### Instructions for the task
Retype the records below word for word and omit any image.

====== Data

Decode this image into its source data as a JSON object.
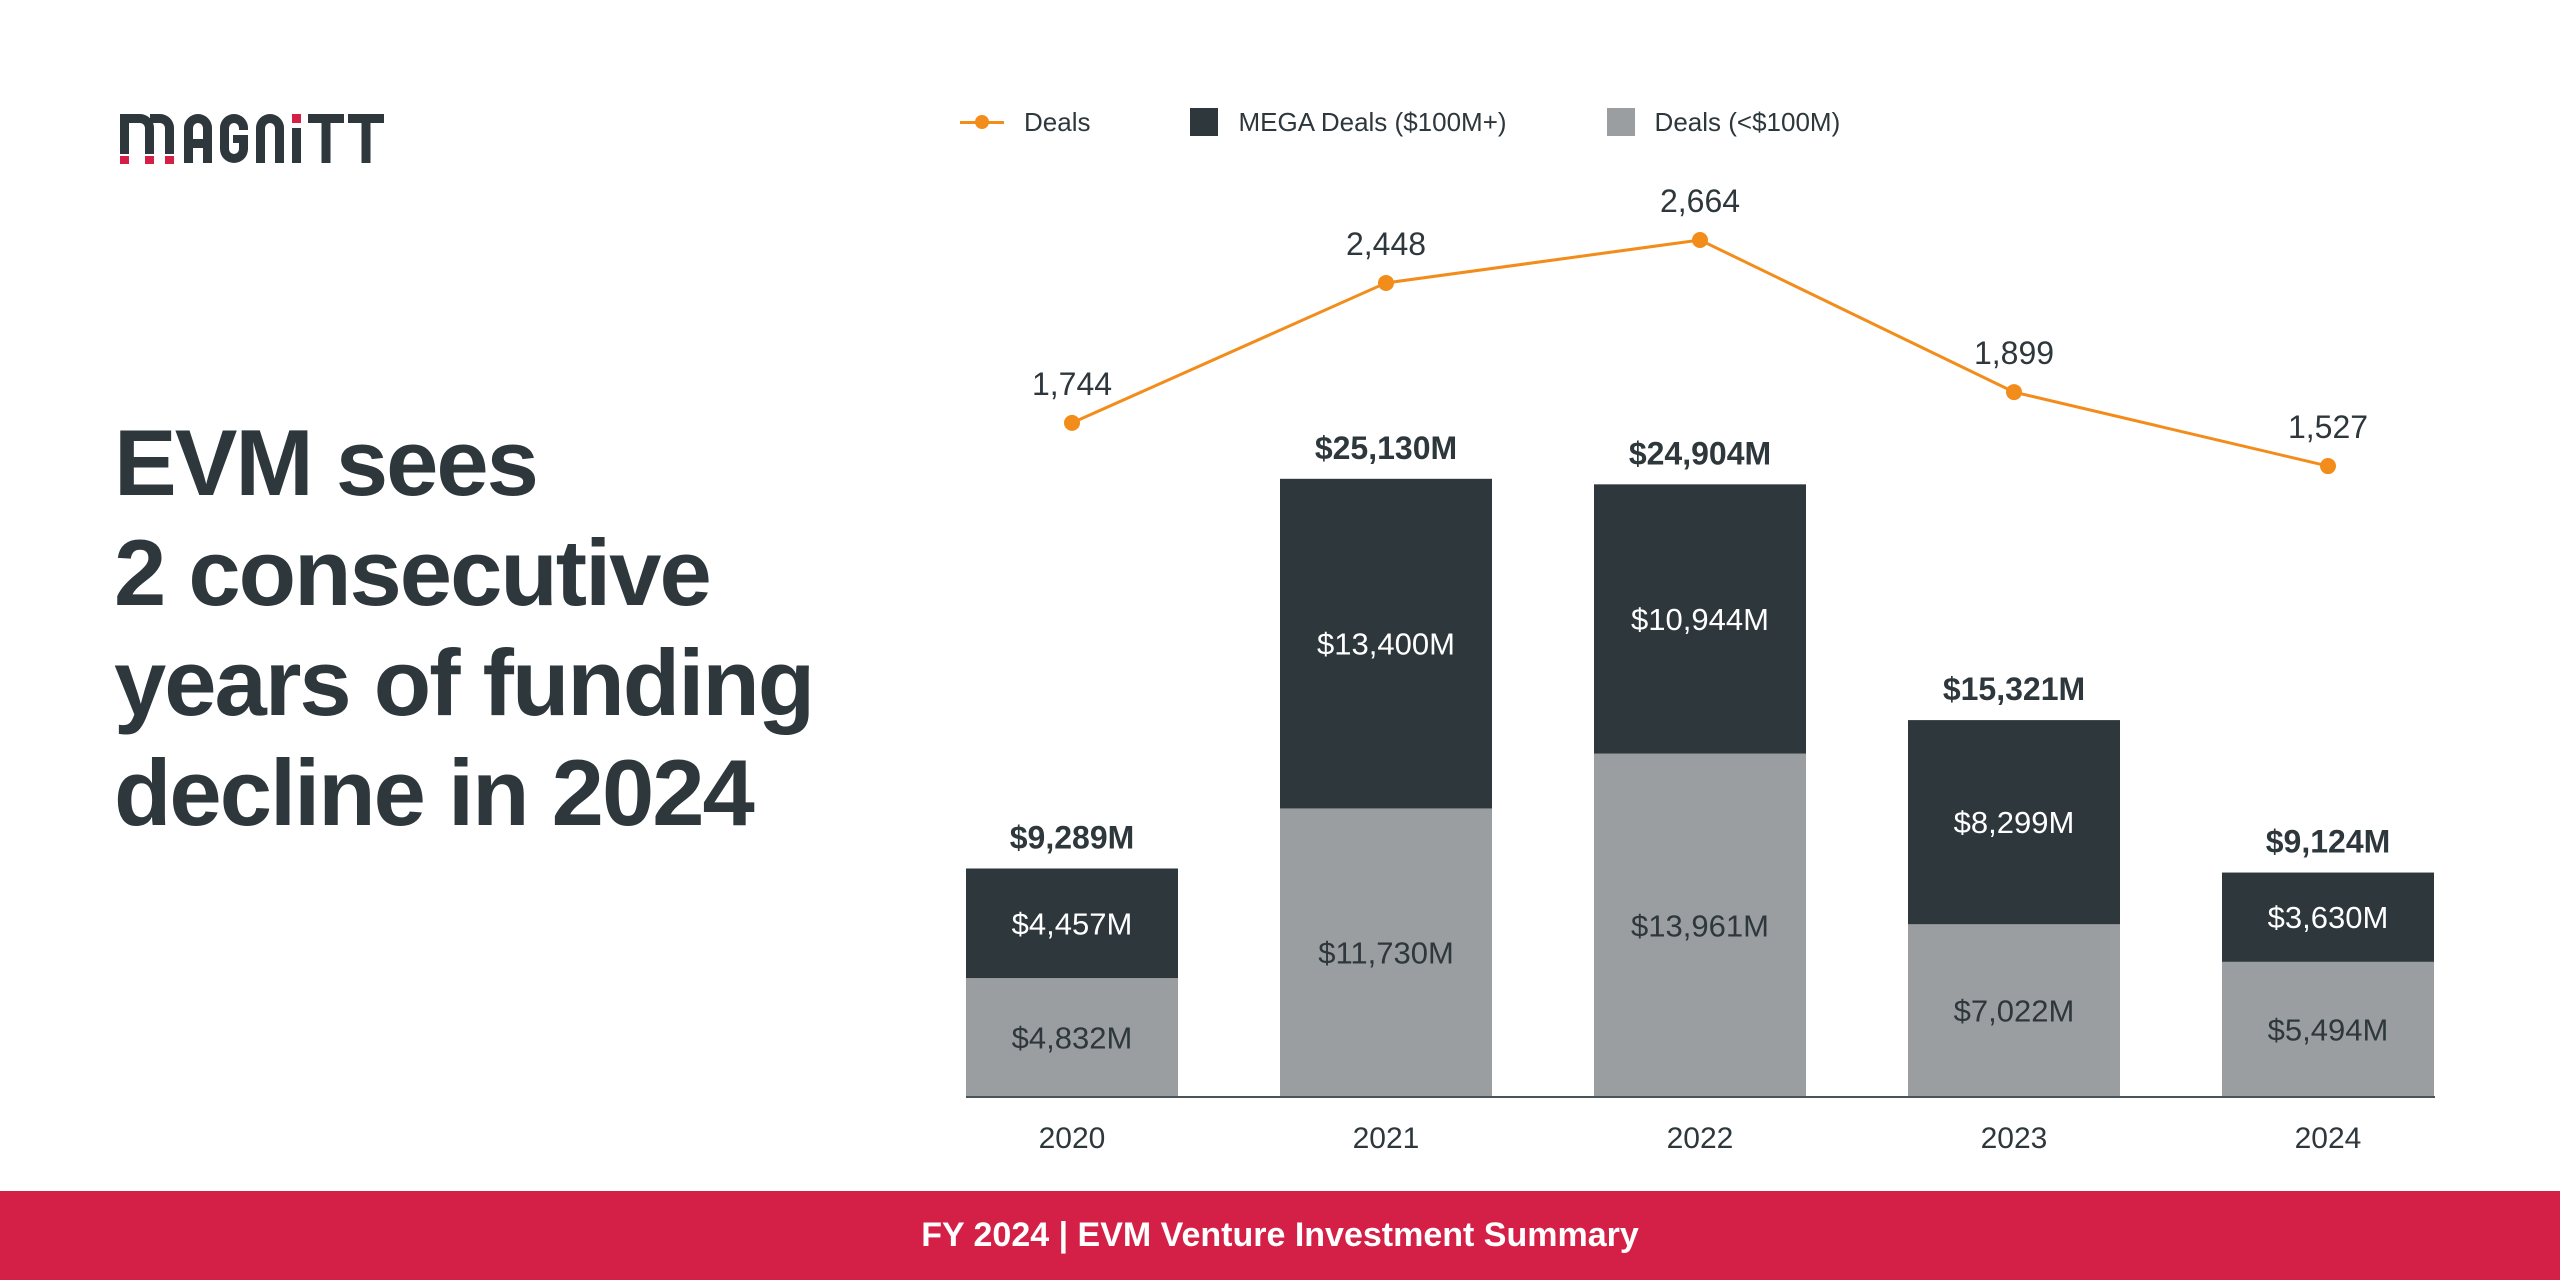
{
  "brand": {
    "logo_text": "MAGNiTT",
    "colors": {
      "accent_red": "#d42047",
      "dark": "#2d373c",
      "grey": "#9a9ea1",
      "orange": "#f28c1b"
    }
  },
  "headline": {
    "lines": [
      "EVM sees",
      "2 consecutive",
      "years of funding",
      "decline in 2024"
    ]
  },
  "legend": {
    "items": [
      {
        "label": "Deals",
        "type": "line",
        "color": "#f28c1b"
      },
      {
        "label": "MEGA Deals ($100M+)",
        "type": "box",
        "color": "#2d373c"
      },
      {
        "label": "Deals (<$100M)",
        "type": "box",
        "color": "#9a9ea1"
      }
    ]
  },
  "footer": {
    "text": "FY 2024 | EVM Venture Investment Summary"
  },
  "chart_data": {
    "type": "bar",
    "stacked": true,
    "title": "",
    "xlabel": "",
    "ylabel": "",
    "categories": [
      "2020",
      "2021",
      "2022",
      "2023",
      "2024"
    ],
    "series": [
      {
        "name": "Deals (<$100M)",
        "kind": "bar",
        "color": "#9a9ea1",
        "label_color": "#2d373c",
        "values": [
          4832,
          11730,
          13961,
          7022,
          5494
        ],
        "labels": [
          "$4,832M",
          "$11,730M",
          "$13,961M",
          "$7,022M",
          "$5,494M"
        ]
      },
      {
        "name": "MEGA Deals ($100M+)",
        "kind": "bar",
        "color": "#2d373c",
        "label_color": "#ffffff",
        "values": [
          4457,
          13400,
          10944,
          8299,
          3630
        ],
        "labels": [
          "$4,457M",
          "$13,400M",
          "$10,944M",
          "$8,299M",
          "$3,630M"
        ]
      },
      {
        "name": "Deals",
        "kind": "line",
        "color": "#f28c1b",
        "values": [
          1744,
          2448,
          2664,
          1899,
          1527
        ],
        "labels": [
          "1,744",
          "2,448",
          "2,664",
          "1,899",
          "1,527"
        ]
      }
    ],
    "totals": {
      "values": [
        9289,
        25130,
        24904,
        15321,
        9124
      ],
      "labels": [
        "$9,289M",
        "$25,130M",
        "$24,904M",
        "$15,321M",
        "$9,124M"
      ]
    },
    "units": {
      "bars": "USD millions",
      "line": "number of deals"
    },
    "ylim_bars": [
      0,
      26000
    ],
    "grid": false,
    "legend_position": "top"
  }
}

============

### Exercise response
Decode this image into its source data as a JSON object.
{
  "brand": {
    "logo_text": "MAGNiTT",
    "colors": {
      "accent_red": "#d42047",
      "dark": "#2d373c",
      "grey": "#9a9ea1",
      "orange": "#f28c1b"
    }
  },
  "headline": {
    "lines": [
      "EVM sees",
      "2 consecutive",
      "years of funding",
      "decline in 2024"
    ]
  },
  "legend": {
    "items": [
      {
        "label": "Deals",
        "type": "line",
        "color": "#f28c1b"
      },
      {
        "label": "MEGA Deals ($100M+)",
        "type": "box",
        "color": "#2d373c"
      },
      {
        "label": "Deals (<$100M)",
        "type": "box",
        "color": "#9a9ea1"
      }
    ]
  },
  "footer": {
    "text": "FY 2024 | EVM Venture Investment Summary"
  },
  "chart_data": {
    "type": "bar",
    "stacked": true,
    "title": "",
    "xlabel": "",
    "ylabel": "",
    "categories": [
      "2020",
      "2021",
      "2022",
      "2023",
      "2024"
    ],
    "series": [
      {
        "name": "Deals (<$100M)",
        "kind": "bar",
        "color": "#9a9ea1",
        "label_color": "#2d373c",
        "values": [
          4832,
          11730,
          13961,
          7022,
          5494
        ],
        "labels": [
          "$4,832M",
          "$11,730M",
          "$13,961M",
          "$7,022M",
          "$5,494M"
        ]
      },
      {
        "name": "MEGA Deals ($100M+)",
        "kind": "bar",
        "color": "#2d373c",
        "label_color": "#ffffff",
        "values": [
          4457,
          13400,
          10944,
          8299,
          3630
        ],
        "labels": [
          "$4,457M",
          "$13,400M",
          "$10,944M",
          "$8,299M",
          "$3,630M"
        ]
      },
      {
        "name": "Deals",
        "kind": "line",
        "color": "#f28c1b",
        "values": [
          1744,
          2448,
          2664,
          1899,
          1527
        ],
        "labels": [
          "1,744",
          "2,448",
          "2,664",
          "1,899",
          "1,527"
        ]
      }
    ],
    "totals": {
      "values": [
        9289,
        25130,
        24904,
        15321,
        9124
      ],
      "labels": [
        "$9,289M",
        "$25,130M",
        "$24,904M",
        "$15,321M",
        "$9,124M"
      ]
    },
    "units": {
      "bars": "USD millions",
      "line": "number of deals"
    },
    "ylim_bars": [
      0,
      26000
    ],
    "grid": false,
    "legend_position": "top"
  }
}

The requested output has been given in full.